Objective
Output the data below in full, byte for byte. Nothing may differ.

Supplied information
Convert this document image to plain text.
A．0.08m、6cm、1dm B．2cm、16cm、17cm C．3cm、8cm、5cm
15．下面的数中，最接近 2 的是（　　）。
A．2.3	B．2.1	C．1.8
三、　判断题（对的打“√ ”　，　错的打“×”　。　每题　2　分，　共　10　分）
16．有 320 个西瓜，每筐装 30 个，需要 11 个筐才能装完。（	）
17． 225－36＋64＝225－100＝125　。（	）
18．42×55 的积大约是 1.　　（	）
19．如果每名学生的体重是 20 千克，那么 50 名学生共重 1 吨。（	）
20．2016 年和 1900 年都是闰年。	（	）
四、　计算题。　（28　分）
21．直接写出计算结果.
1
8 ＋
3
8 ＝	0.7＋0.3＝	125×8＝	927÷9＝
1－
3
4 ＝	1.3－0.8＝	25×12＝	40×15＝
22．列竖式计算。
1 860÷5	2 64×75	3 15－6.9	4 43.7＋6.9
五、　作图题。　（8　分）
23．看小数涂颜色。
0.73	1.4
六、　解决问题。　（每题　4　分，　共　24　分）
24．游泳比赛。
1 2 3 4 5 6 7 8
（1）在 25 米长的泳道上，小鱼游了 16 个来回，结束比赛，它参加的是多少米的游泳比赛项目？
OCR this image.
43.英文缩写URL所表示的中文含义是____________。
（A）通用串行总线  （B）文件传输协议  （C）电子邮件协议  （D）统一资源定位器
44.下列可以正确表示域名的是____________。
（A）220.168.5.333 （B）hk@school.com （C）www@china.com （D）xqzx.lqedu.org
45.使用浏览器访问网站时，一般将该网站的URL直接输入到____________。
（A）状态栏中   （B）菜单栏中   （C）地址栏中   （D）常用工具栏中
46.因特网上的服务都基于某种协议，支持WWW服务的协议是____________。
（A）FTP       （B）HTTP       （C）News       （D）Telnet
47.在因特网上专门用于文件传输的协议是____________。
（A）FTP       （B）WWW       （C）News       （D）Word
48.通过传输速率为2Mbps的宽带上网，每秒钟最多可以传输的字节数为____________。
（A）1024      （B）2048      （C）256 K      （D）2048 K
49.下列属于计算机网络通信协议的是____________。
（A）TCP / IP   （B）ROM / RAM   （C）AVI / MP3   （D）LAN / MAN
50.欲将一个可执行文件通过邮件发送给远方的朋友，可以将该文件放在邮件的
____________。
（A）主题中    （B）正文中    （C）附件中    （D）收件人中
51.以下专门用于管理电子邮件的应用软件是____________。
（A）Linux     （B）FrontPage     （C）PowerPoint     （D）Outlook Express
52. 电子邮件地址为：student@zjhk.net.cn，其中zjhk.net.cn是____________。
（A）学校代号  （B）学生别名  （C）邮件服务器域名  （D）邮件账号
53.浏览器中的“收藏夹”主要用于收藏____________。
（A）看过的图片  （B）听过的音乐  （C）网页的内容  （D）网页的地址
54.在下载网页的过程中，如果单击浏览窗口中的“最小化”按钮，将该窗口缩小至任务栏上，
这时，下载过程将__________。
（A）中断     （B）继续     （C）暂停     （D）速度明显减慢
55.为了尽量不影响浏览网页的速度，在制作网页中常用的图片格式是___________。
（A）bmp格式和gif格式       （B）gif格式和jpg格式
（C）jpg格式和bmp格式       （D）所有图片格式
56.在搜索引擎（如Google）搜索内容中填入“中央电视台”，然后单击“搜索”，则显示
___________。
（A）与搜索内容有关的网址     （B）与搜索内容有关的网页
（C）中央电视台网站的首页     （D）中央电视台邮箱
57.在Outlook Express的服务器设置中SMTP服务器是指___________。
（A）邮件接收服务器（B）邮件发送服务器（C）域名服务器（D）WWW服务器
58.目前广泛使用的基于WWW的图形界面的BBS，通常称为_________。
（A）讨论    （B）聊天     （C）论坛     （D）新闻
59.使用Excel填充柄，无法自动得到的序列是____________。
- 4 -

Written response
Convert this document image to plain text.
A．0.08m、6cm、1dm B．2cm、16cm、17cm C．3cm、8cm、5cm
15．下面的数中，最接近 2 的是（　　）。
A．2.3	B．2.1	C．1.8
三、　判断题（对的打“√ ”　，　错的打“×”　。　每题　2　分，　共　10　分）
16．有 320 个西瓜，每筐装 30 个，需要 11 个筐才能装完。（	）
17． 225－36＋64＝225－100＝125　。（	）
18．42×55 的积大约是 1.　　（	）
19．如果每名学生的体重是 20 千克，那么 50 名学生共重 1 吨。（	）
20．2016 年和 1900 年都是闰年。	（	）
四、　计算题。　（28　分）
21．直接写出计算结果.
1
8 ＋
3
8 ＝	0.7＋0.3＝	125×8＝	927÷9＝
1－
3
4 ＝	1.3－0.8＝	25×12＝	40×15＝
22．列竖式计算。
1 860÷5	2 64×75	3 15－6.9	4 43.7＋6.9
五、　作图题。　（8　分）
23．看小数涂颜色。
0.73	1.4
六、　解决问题。　（每题　4　分，　共　24　分）
24．游泳比赛。
1 2 3 4 5 6 7 8
（1）在 25 米长的泳道上，小鱼游了 16 个来回，结束比赛，它参加的是多少米的游泳比赛项目？
OCR this image.
43.英文缩写URL所表示的中文含义是____________。
（A）通用串行总线  （B）文件传输协议  （C）电子邮件协议  （D）统一资源定位器
44.下列可以正确表示域名的是____________。
（A）220.168.5.333 （B）hk@school.com （C）www@china.com （D）xqzx.lqedu.org
45.使用浏览器访问网站时，一般将该网站的URL直接输入到____________。
（A）状态栏中   （B）菜单栏中   （C）地址栏中   （D）常用工具栏中
46.因特网上的服务都基于某种协议，支持WWW服务的协议是____________。
（A）FTP       （B）HTTP       （C）News       （D）Telnet
47.在因特网上专门用于文件传输的协议是____________。
（A）FTP       （B）WWW       （C）News       （D）Word
48.通过传输速率为2Mbps的宽带上网，每秒钟最多可以传输的字节数为____________。
（A）1024      （B）2048      （C）256 K      （D）2048 K
49.下列属于计算机网络通信协议的是____________。
（A）TCP / IP   （B）ROM / RAM   （C）AVI / MP3   （D）LAN / MAN
50.欲将一个可执行文件通过邮件发送给远方的朋友，可以将该文件放在邮件的
____________。
（A）主题中    （B）正文中    （C）附件中    （D）收件人中
51.以下专门用于管理电子邮件的应用软件是____________。
（A）Linux     （B）FrontPage     （C）PowerPoint     （D）Outlook Express
52. 电子邮件地址为：student@zjhk.net.cn，其中zjhk.net.cn是____________。
（A）学校代号  （B）学生别名  （C）邮件服务器域名  （D）邮件账号
53.浏览器中的“收藏夹”主要用于收藏____________。
（A）看过的图片  （B）听过的音乐  （C）网页的内容  （D）网页的地址
54.在下载网页的过程中，如果单击浏览窗口中的“最小化”按钮，将该窗口缩小至任务栏上，
这时，下载过程将__________。
（A）中断     （B）继续     （C）暂停     （D）速度明显减慢
55.为了尽量不影响浏览网页的速度，在制作网页中常用的图片格式是___________。
（A）bmp格式和gif格式       （B）gif格式和jpg格式
（C）jpg格式和bmp格式       （D）所有图片格式
56.在搜索引擎（如Google）搜索内容中填入“中央电视台”，然后单击“搜索”，则显示
___________。
（A）与搜索内容有关的网址     （B）与搜索内容有关的网页
（C）中央电视台网站的首页     （D）中央电视台邮箱
57.在Outlook Express的服务器设置中SMTP服务器是指___________。
（A）邮件接收服务器（B）邮件发送服务器（C）域名服务器（D）WWW服务器
58.目前广泛使用的基于WWW的图形界面的BBS，通常称为_________。
（A）讨论    （B）聊天     （C）论坛     （D）新闻
59.使用Excel填充柄，无法自动得到的序列是____________。
- 4 -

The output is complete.